**Stored data**
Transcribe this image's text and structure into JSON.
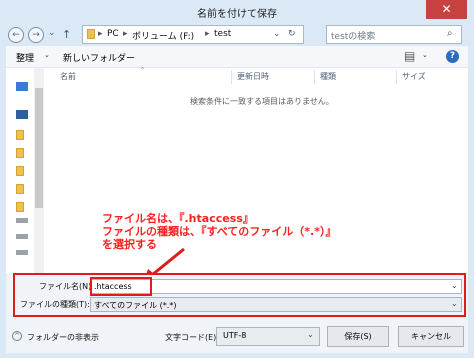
{
  "window": {
    "title": "名前を付けて保存",
    "close_glyph": "✕"
  },
  "nav": {
    "back_glyph": "←",
    "forward_glyph": "→",
    "history_glyph": "⌄",
    "up_glyph": "↑",
    "breadcrumb": [
      "PC",
      "ボリューム (F:)",
      "test"
    ],
    "separator": "▸",
    "dropdown_glyph": "⌄",
    "refresh_glyph": "↻",
    "search_placeholder": "testの検索",
    "search_glyph": "⌕"
  },
  "toolbar": {
    "organize_label": "整理",
    "new_folder_label": "新しいフォルダー",
    "view_glyph": "▤",
    "help_glyph": "?"
  },
  "columns": [
    "名前",
    "更新日時",
    "種類",
    "サイズ"
  ],
  "empty_message": "検索条件に一致する項目はありません。",
  "annotation": {
    "line1": "ファイル名は、『.htaccess』",
    "line2": "ファイルの種類は、『すべてのファイル（*.*）』",
    "line3": "を選択する"
  },
  "form": {
    "filename_label": "ファイル名(N):",
    "filename_value": ".htaccess",
    "filetype_label": "ファイルの種類(T):",
    "filetype_value": "すべてのファイル (*.*)"
  },
  "footer": {
    "hide_folders": "フォルダーの非表示",
    "encoding_label": "文字コード(E):",
    "encoding_value": "UTF-8",
    "save_label": "保存(S)",
    "cancel_label": "キャンセル"
  },
  "colors": {
    "accent": "#ff1f1f",
    "titlebar": "#dbe9f7",
    "close": "#c7413f"
  }
}
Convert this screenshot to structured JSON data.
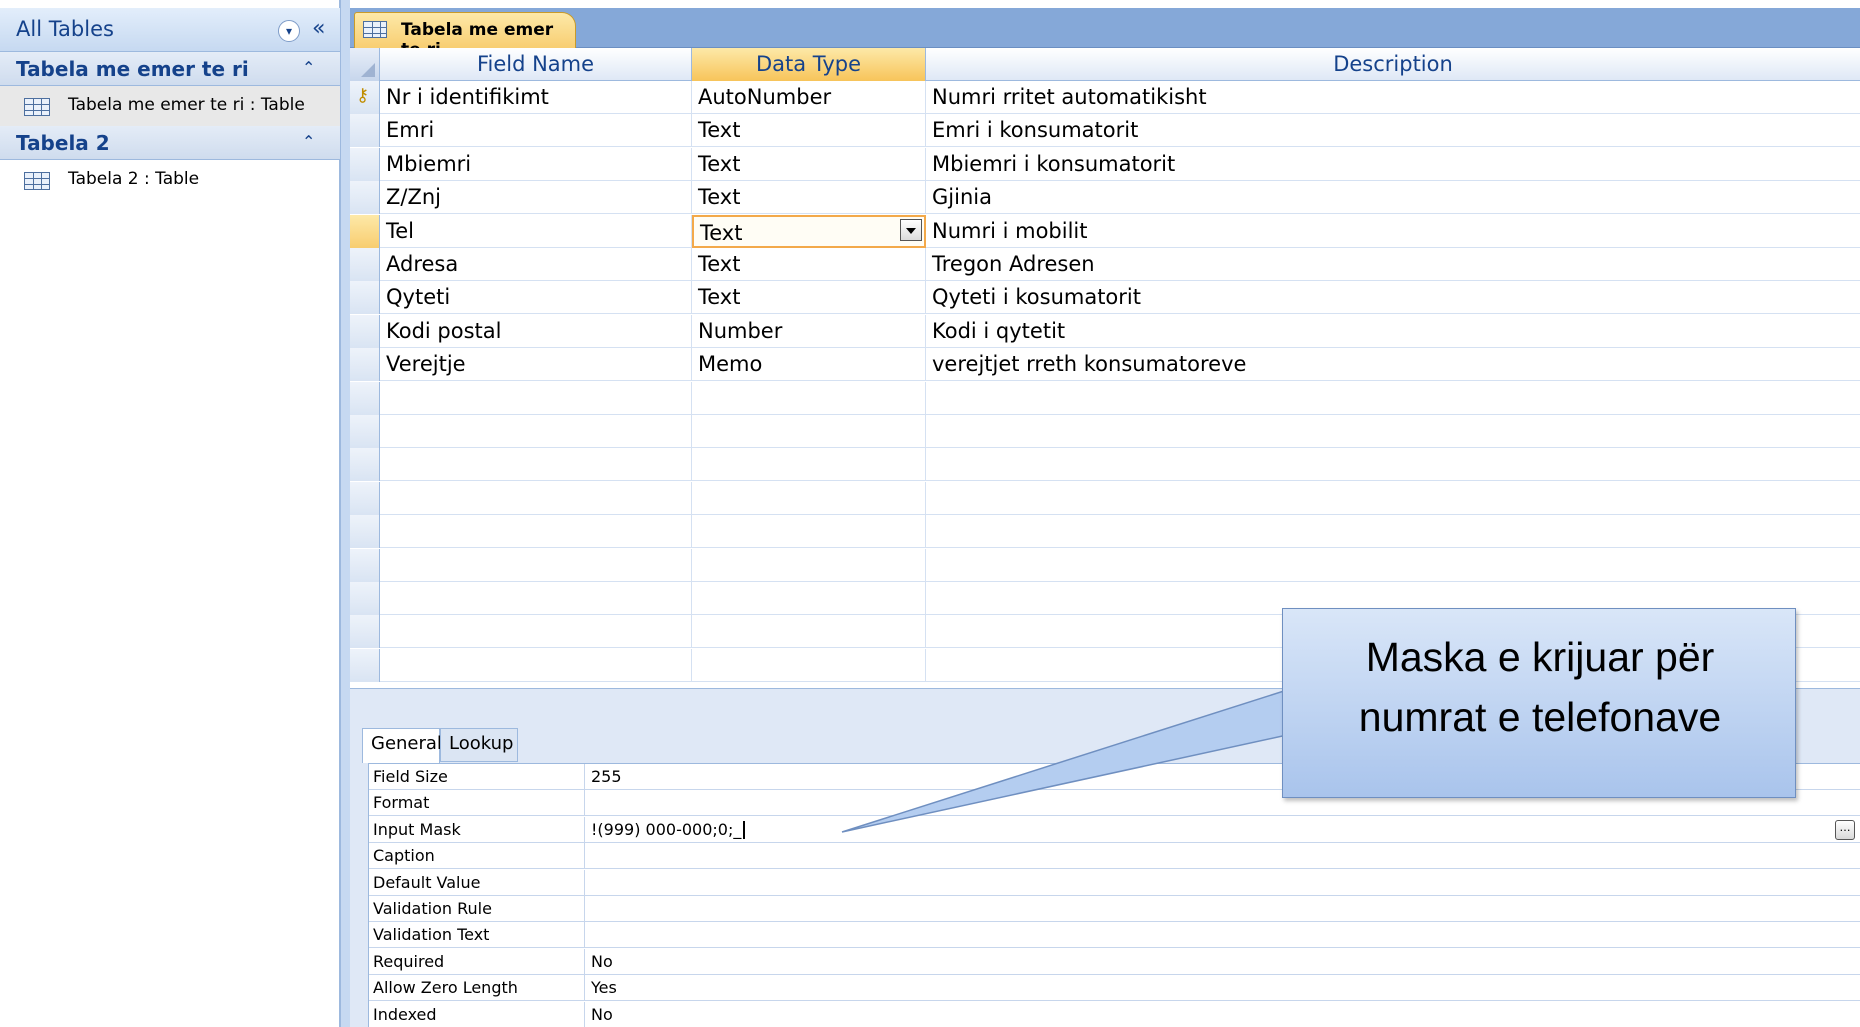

**WHAT THE TASK ASKS**
Repeat every record above exactly, but leave out any pictures.

**OUTPUT OF THE TASK**
Transcribe this image's text and structure into JSON.
{
  "window": {
    "title": "名前を付けて保存",
    "close_glyph": "✕"
  },
  "nav": {
    "back_glyph": "←",
    "forward_glyph": "→",
    "history_glyph": "⌄",
    "up_glyph": "↑",
    "breadcrumb": [
      "PC",
      "ボリューム (F:)",
      "test"
    ],
    "separator": "▸",
    "dropdown_glyph": "⌄",
    "refresh_glyph": "↻",
    "search_placeholder": "testの検索",
    "search_glyph": "⌕"
  },
  "toolbar": {
    "organize_label": "整理",
    "new_folder_label": "新しいフォルダー",
    "view_glyph": "▤",
    "help_glyph": "?"
  },
  "columns": [
    "名前",
    "更新日時",
    "種類",
    "サイズ"
  ],
  "empty_message": "検索条件に一致する項目はありません。",
  "annotation": {
    "line1": "ファイル名は、『.htaccess』",
    "line2": "ファイルの種類は、『すべてのファイル（*.*）』",
    "line3": "を選択する"
  },
  "form": {
    "filename_label": "ファイル名(N):",
    "filename_value": ".htaccess",
    "filetype_label": "ファイルの種類(T):",
    "filetype_value": "すべてのファイル (*.*)"
  },
  "footer": {
    "hide_folders": "フォルダーの非表示",
    "encoding_label": "文字コード(E):",
    "encoding_value": "UTF-8",
    "save_label": "保存(S)",
    "cancel_label": "キャンセル"
  },
  "colors": {
    "accent": "#ff1f1f",
    "titlebar": "#dbe9f7",
    "close": "#c7413f"
  }
}
Convert this screenshot to structured JSON data.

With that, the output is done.